CONSIGNES -
1) Dans le commentaire sur Argan et Toinette, relevez tous les maux qu'Argan décrit quand Toinette lui demande « que sentez-vous ? ».
2) Traduisez en anglais cette phrase du commentaire sur Argan et Toinette : « Il y a un décalage dans le dialogue qui fait rire. »

Ensuite elle lui demande son diagnostic pour mieux le contester » De quoi dit-il
que vous êtes malade ? » La réponse d’Argan donne la possibilité à Toinette de
montrer que les diagnostics ne sont pas fiables et dépendent du médecin : » il
dit que c’est du foie et d’autres disent que c’est de la rate ». La diversité des
diagnostics permet à Toinette d’affirmer un résultat fantaisiste aussi « Ce sont
tous des ignorants, c’est du poumon que vous êtes malade »
On en arrive à la deuxième partie avec l’interrogatoire du malade qui
s’effectue avec le comique de mot et la stichomythie. On a la répétition
mécanique d’un mot dans cette scène qui fait la satire des médecins. Ce sont
les mots « le poumon » et « ignorant » qui sont répétés à plusieurs reprises
avec autorité sans que ces mots soient logiques avec ce qui aurait été dit avant.
Il y a un décalage dans le dialogue qui fait rire. Elle lui demande ce qu’il ressent
« que sentez-vous ? » Argan lui décrit tous ces petits mots quotidiens « maux
de cœur, lassitude par tous les membres, douleurs de ventre, douleur de tête,
voile devant les yeux » il décrit les douleurs normales d’un homme de son âge,
donc rien de grave. La répétition de Toinette « le poumon » fait donc rire et
ridiculise Argan qui fait apparaitre un comique de caractère. C’est un
hypocondriaque. Tout est prétexte à la maladie.

INFORMATIONS SOURCES -
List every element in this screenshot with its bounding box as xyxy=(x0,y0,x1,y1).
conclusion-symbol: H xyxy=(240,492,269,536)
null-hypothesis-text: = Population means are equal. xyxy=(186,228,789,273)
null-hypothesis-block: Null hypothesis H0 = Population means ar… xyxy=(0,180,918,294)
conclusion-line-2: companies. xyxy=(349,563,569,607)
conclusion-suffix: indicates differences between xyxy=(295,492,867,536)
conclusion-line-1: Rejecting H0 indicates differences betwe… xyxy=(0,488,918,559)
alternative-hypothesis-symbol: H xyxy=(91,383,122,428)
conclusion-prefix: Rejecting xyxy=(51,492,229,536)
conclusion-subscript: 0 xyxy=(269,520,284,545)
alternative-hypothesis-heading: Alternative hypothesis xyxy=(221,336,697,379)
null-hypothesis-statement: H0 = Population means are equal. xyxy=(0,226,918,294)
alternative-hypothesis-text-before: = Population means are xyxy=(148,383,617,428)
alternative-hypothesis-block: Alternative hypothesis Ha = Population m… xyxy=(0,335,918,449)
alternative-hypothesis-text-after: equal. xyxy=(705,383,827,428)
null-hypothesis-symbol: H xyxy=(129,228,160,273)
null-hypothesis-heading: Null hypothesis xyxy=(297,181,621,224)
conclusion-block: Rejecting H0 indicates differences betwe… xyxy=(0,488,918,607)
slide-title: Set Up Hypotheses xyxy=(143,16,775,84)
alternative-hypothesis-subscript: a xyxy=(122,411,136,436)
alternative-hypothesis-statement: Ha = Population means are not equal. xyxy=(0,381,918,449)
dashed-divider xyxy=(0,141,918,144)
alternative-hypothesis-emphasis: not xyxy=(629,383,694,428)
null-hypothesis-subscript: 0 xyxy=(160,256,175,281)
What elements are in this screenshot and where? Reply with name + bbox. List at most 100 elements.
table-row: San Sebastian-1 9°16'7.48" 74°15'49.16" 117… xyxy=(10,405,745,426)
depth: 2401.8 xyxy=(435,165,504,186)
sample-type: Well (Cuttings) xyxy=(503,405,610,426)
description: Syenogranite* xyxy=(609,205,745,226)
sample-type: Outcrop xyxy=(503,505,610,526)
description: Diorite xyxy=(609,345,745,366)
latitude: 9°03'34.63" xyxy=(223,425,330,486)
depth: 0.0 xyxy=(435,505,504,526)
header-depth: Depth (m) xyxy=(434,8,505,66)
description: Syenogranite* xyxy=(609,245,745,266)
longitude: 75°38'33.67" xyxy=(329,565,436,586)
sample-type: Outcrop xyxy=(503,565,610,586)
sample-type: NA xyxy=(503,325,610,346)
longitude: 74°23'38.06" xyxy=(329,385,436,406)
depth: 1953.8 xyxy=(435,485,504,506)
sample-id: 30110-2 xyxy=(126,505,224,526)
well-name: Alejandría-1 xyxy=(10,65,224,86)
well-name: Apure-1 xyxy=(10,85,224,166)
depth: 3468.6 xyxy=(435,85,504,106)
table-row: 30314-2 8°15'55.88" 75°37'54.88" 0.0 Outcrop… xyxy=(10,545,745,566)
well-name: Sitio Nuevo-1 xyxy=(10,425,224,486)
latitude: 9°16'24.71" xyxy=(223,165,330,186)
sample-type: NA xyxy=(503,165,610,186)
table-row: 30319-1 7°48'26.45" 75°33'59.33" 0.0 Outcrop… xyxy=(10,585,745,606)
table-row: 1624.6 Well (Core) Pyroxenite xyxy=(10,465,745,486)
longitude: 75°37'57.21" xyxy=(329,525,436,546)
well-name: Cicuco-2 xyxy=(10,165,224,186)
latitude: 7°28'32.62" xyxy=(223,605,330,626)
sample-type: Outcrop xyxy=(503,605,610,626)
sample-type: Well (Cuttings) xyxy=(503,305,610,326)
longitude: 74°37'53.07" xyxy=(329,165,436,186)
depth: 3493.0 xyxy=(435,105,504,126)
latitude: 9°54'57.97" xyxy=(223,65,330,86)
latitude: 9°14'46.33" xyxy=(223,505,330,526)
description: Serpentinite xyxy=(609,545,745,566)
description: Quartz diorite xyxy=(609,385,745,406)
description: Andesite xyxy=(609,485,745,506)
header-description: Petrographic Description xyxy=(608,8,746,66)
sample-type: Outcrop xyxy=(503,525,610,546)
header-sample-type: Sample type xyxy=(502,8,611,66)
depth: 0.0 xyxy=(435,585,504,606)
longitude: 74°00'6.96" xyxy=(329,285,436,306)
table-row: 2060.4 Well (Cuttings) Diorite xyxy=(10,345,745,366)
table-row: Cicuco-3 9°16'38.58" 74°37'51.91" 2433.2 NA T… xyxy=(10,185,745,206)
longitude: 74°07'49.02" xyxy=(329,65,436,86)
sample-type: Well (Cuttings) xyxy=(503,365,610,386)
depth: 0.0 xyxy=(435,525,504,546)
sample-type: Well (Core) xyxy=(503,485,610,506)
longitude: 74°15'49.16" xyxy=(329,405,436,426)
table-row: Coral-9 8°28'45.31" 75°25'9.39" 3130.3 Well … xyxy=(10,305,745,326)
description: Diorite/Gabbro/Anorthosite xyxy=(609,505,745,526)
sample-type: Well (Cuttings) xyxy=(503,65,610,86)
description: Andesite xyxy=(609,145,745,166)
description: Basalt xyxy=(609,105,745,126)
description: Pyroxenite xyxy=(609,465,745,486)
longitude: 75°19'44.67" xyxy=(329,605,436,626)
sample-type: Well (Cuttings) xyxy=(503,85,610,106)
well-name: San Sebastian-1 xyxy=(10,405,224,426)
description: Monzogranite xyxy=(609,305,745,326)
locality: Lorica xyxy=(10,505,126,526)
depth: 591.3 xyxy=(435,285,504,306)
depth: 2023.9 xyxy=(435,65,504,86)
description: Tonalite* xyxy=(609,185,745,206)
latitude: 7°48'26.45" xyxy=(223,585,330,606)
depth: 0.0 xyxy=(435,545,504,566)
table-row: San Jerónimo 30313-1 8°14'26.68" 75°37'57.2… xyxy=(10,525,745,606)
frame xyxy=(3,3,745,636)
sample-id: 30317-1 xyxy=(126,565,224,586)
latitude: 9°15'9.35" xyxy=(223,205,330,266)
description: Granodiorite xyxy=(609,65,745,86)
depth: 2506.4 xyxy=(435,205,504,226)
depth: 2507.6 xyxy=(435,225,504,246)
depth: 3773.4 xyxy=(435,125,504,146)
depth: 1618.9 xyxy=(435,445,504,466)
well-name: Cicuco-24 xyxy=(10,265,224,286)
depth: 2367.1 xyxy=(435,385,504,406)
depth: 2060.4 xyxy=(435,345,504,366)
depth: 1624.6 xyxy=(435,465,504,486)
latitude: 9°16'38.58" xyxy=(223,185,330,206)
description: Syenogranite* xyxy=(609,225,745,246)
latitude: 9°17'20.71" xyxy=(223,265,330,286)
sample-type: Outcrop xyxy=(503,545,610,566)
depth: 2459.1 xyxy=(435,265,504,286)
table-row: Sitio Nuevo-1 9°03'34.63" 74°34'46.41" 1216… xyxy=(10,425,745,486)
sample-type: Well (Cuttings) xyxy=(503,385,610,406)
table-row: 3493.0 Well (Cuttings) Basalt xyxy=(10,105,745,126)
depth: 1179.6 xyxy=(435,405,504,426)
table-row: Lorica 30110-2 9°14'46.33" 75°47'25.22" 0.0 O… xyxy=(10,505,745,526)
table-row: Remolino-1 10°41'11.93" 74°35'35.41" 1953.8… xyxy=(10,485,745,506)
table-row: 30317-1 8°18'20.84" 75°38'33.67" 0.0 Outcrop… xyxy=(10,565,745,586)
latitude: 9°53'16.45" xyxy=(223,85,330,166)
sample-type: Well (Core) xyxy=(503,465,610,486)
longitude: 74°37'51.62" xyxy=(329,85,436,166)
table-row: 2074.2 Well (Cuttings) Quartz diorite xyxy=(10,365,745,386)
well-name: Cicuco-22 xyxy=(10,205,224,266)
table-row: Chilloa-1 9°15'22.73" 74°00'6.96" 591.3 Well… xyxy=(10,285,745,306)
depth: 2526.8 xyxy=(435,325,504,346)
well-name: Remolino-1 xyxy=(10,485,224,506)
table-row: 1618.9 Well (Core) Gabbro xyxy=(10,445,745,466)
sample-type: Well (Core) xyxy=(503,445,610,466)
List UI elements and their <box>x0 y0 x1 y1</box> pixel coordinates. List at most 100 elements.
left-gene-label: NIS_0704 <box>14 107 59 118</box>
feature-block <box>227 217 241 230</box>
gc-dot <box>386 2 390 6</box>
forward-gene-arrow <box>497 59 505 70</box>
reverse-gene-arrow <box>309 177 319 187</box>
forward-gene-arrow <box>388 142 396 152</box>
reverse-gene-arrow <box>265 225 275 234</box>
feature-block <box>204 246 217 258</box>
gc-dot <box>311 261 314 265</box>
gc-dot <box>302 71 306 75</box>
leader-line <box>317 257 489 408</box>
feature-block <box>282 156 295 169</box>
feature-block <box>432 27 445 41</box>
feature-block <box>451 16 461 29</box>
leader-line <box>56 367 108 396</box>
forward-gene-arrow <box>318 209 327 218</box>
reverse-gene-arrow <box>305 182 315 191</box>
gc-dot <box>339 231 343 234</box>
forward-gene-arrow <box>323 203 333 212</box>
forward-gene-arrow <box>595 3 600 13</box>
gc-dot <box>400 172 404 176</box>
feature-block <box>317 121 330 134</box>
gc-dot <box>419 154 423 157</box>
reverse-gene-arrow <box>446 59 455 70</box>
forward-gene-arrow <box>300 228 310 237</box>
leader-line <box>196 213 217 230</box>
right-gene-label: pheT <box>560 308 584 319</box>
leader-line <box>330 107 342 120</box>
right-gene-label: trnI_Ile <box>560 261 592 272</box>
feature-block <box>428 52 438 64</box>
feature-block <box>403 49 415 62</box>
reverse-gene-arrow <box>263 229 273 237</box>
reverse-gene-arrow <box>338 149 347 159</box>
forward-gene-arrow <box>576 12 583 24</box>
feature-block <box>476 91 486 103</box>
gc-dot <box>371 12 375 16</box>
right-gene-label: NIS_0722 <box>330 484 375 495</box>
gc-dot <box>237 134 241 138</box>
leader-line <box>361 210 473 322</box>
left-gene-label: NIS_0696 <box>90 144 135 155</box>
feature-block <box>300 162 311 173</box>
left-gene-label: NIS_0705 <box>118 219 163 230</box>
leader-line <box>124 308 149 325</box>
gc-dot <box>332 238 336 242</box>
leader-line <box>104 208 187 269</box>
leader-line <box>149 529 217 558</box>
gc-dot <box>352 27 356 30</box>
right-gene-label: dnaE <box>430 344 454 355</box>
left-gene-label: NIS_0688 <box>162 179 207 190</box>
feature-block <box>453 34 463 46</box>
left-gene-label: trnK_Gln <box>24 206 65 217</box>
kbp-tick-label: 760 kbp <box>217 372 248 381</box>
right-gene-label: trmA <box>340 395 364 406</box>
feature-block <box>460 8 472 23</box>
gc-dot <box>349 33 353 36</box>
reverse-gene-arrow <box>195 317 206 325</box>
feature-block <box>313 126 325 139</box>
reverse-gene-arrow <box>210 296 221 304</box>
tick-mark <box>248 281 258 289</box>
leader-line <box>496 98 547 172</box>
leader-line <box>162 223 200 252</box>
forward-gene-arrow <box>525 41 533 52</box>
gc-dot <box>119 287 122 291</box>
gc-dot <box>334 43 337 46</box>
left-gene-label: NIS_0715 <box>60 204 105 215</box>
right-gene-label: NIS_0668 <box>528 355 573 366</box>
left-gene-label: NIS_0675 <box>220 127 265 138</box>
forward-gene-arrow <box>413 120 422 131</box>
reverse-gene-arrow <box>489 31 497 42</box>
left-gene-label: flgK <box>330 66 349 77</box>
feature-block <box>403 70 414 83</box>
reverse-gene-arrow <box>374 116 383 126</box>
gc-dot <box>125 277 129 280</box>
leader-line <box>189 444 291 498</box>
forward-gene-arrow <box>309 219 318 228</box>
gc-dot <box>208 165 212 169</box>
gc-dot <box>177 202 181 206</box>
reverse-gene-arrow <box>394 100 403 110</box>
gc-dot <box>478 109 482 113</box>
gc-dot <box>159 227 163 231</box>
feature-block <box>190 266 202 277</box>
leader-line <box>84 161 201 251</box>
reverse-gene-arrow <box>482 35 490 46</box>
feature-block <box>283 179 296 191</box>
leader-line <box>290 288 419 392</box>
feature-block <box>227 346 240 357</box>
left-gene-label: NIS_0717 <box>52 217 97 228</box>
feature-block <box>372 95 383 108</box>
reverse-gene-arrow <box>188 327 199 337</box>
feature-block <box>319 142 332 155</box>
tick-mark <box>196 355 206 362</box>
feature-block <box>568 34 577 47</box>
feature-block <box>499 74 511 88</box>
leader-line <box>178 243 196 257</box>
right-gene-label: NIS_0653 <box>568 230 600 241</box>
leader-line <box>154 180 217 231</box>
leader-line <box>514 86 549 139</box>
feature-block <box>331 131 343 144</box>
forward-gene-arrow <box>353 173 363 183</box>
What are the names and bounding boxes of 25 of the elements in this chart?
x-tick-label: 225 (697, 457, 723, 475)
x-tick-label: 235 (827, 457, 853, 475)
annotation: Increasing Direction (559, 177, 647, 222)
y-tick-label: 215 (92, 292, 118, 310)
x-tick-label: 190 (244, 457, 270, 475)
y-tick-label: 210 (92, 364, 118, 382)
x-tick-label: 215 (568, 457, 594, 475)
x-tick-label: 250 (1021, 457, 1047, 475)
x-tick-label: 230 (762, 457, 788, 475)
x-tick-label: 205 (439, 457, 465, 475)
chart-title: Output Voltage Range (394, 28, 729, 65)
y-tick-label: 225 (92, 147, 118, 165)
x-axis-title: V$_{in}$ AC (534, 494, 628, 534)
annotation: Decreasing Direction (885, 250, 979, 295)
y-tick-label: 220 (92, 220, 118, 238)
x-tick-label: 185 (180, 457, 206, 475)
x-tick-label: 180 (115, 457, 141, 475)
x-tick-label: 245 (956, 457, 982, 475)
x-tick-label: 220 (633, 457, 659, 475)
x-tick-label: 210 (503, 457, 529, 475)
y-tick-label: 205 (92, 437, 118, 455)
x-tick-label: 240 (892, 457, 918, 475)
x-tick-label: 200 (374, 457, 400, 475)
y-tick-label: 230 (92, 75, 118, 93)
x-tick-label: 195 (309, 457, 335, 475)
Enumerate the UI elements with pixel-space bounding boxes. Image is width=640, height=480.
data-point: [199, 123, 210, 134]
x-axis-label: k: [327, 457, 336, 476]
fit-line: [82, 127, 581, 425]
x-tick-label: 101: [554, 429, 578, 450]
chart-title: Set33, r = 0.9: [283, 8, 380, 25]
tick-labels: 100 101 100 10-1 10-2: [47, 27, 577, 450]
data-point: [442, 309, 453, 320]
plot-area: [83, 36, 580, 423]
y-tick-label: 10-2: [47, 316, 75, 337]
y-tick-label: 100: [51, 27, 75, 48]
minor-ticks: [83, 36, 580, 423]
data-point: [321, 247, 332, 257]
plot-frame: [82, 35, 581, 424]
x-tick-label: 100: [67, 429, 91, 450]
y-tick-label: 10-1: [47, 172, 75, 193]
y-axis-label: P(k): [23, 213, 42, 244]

RÉPONSES -
1)
- maux de cœur
- lassitude par tous les membres
- douleurs de ventre
- douleur de tête
- voile devant les yeux

2) There is a mismatch in the dialogue that makes people laugh.